What is clear in all of this is that a socialist approach to the planetary ecological emergency is either revolutionary in scope, or it is a contradiction in terms: at best a strategy of making the current accumulative society work better, while denying the dialectical totality of the Earth System crisis.

It is worth emphasizing that there are virtually no ecological thinkers on the left who actually oppose a process of ecological modernization altogether when conceived as part of a comprehensive strategy of promoting ecological sustainability, including changes in both social relations and productive forces. Ecosocialist opposition rather is directed at capitalist ecological modernization as a theory and practice that includes such regressive views as: (1) the refusal to recognize that the fundamental ecological problem is related to capitalism and requires revolutionary changes in social relations; (2) the irrational human-exemptionalist postulate that technology—in accord with the so-called “free market” and the “environmental state”—constitutes the total solution to environmental contradictions, irrespective of prevailing social relations; (3) the belief that exclusive reliance on machine technology makes a purely reformist approach to ecological crises possible; and (4) the denial of critical planetary boundaries and critical ecological limits, the crossing of which creates rifts in the biogeochemical cycles of the planet, endangering humanity and innumerable other species.

China and Socialist Ecological Modernization

The concept of modernity in bourgeois ideology in the West has always stood for the broad economic, political, and cultural developments of capitalism and the West, often equated with one another. The roots of modernity, for Max Weber, lay in the formal rationality that established “Western civilization and…Western civilization only” as the “universal” culture, represented by its science, technology, religion, historical method, music, art, architecture, law, politics, and above all capitalism. In David Landes’s The Unbound Prometheus: Technological Change and Industrial Development in Western Europe from 1750 to the Present (1969), Western capitalism and the Industrial Revolution were simply seen as products of a larger process of modernization in which the West had excelled. Modernization, in the Eurocentric conception, ultimately has no meaning other than the domination of nature and of the global periphery via institutions, particularly of a technological and economic nature, supposedly originating (and culminating) in the West. As Latin American thinker Enrique Dussel wrote, “‘Modernity’ [or at least the European conception of modernity] appears when Europe affirms itself as the ‘center’ of a World History that it inaugurates; ‘the periphery’ that surrounds this center is consequently part of its self-definition.” Ecological modernization is viewed in the Western imperial core of the world system, as simply a further addition to this conception, a technocapitalist, modernist, reformist solution to environmental problems, seen as reflecting another stage of the Western imperial core’s rich maturity. It denies what Marx saw as the metabolic rift inherent in the capitalist accumulation process.

----------------

- _Stated problem 1_
Convert the records, from their first line to the line containing "browser-palettes[interactable]: › Palettes", into a JSON list of strings with one string per line and no blank lines.
The passage on ecological modernization and the records have nothing to do with each other.

----------------

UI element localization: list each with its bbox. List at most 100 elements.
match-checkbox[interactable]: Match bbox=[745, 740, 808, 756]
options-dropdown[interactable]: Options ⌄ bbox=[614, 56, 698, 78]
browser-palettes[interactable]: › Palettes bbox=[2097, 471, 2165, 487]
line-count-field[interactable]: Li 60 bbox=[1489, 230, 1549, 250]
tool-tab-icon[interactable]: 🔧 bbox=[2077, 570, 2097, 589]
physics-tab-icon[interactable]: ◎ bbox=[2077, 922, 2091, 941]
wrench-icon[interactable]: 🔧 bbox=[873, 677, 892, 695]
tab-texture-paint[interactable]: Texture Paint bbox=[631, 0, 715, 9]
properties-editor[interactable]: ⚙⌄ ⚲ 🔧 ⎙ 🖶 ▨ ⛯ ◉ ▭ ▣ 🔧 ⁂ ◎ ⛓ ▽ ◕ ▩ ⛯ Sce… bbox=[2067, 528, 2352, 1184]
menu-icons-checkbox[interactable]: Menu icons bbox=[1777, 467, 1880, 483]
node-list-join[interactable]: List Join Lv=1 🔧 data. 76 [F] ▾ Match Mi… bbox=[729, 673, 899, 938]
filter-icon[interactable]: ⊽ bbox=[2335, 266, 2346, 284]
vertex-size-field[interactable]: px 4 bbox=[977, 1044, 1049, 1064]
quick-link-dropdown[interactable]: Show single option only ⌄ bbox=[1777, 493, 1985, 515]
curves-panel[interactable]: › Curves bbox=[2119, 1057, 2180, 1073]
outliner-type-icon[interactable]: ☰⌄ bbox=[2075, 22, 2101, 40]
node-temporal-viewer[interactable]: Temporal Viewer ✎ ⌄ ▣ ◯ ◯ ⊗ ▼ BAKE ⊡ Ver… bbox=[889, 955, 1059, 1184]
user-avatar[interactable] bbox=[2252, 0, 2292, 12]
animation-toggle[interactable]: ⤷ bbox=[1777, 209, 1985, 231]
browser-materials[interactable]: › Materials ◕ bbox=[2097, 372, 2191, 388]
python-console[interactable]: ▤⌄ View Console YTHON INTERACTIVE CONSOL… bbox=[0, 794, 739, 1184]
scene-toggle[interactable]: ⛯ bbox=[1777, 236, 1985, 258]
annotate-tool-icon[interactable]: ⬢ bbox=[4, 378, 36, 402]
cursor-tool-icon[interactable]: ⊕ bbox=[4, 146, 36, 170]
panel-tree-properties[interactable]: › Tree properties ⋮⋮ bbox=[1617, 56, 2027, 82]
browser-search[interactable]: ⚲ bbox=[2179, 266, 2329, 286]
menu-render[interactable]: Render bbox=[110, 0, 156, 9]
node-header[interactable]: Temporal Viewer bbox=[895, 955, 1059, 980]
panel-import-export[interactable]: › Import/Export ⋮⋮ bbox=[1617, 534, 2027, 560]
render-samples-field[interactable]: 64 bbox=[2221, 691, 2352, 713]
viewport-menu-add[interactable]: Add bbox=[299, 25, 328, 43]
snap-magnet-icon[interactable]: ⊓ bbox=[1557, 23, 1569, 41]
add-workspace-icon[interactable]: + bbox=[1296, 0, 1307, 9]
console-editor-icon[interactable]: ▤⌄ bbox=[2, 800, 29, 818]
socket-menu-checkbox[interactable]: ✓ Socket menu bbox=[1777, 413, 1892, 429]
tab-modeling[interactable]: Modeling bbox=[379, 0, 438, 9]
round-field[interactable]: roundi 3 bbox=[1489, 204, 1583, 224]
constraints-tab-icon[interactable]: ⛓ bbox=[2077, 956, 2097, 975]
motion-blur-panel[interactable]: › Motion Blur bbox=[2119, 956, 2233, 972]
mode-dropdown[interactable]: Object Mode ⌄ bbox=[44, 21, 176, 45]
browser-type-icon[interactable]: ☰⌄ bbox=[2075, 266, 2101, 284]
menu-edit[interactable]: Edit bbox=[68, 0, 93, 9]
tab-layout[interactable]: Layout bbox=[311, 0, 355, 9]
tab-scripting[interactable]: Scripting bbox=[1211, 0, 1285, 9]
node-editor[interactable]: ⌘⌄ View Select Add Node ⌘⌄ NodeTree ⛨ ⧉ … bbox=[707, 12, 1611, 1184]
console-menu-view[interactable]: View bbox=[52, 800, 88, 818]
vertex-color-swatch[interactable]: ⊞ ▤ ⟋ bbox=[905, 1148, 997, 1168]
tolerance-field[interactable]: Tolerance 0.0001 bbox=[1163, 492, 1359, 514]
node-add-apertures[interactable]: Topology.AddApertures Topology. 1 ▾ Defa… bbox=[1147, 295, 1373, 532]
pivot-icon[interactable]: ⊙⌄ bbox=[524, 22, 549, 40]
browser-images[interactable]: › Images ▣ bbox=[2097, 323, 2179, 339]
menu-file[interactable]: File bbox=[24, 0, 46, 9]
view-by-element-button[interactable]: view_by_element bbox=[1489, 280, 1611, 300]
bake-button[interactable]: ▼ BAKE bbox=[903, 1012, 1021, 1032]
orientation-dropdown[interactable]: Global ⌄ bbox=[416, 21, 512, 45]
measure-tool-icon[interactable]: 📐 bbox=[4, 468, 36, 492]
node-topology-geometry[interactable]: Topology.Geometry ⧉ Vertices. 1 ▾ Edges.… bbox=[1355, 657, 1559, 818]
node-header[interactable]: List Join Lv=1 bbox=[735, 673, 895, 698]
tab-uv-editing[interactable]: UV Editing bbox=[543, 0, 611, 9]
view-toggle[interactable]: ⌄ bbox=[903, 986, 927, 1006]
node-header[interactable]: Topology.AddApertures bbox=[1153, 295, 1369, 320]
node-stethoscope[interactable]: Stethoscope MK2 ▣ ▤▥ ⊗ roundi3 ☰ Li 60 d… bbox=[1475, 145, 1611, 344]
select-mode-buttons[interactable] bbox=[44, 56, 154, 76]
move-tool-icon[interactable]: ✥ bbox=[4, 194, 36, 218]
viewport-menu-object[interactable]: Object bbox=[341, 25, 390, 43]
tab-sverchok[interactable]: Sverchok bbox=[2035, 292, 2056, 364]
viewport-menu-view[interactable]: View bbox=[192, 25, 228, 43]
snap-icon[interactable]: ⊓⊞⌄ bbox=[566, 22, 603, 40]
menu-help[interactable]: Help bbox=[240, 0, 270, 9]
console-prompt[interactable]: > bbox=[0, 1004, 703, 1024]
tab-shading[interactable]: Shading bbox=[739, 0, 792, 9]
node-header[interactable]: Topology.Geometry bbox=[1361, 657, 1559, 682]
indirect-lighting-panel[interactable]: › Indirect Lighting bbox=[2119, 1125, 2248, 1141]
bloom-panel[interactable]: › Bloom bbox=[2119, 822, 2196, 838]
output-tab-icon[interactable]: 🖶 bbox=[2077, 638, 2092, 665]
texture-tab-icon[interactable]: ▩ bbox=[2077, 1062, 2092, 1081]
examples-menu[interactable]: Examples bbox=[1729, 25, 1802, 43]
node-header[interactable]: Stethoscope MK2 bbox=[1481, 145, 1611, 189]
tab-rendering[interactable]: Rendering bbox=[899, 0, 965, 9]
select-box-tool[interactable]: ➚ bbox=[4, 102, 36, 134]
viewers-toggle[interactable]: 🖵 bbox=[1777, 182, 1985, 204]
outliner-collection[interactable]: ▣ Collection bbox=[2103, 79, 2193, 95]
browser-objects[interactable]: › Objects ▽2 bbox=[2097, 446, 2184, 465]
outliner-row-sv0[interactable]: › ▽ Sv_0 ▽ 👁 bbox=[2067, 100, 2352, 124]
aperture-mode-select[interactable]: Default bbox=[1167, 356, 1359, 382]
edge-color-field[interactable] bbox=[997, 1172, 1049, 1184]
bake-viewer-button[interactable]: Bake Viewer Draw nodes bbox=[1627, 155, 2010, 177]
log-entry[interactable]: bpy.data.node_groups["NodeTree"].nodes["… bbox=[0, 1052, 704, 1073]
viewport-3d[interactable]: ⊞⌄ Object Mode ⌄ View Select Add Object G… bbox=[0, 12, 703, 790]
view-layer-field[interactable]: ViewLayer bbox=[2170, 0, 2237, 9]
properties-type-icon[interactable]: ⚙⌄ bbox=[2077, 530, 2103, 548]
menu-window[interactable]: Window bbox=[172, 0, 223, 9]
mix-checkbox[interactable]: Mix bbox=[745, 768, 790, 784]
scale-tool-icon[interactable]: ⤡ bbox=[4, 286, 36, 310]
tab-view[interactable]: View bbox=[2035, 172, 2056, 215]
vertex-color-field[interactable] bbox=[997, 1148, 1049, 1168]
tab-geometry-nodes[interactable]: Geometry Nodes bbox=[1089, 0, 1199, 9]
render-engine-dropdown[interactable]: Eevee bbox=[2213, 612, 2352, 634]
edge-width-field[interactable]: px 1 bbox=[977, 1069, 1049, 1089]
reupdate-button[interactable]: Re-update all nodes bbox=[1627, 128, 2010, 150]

----------------

- _Stated problem 2_
Reproduce the passage on ecological modernization word for word, from "What is clear" to "Earth System crisis.".

- _Exercise result 1_
[
  "UI element localization: list each with its bbox. List at most 100 elements.",
  "match-checkbox[interactable]: Match bbox=[745, 740, 808, 756]",
  "options-dropdown[interactable]: Options ⌄ bbox=[614, 56, 698, 78]",
  "browser-palettes[interactable]: › Palettes bbox=[2097, 471, 2165, 487]"
]

- _Exercise result 2_
What is clear in all of this is that a socialist approach to the planetary ecological emergency is either revolutionary in scope, or it is a contradiction in terms: at best a strategy of making the current accumulative society work better, while denying the dialectical totality of the Earth System crisis.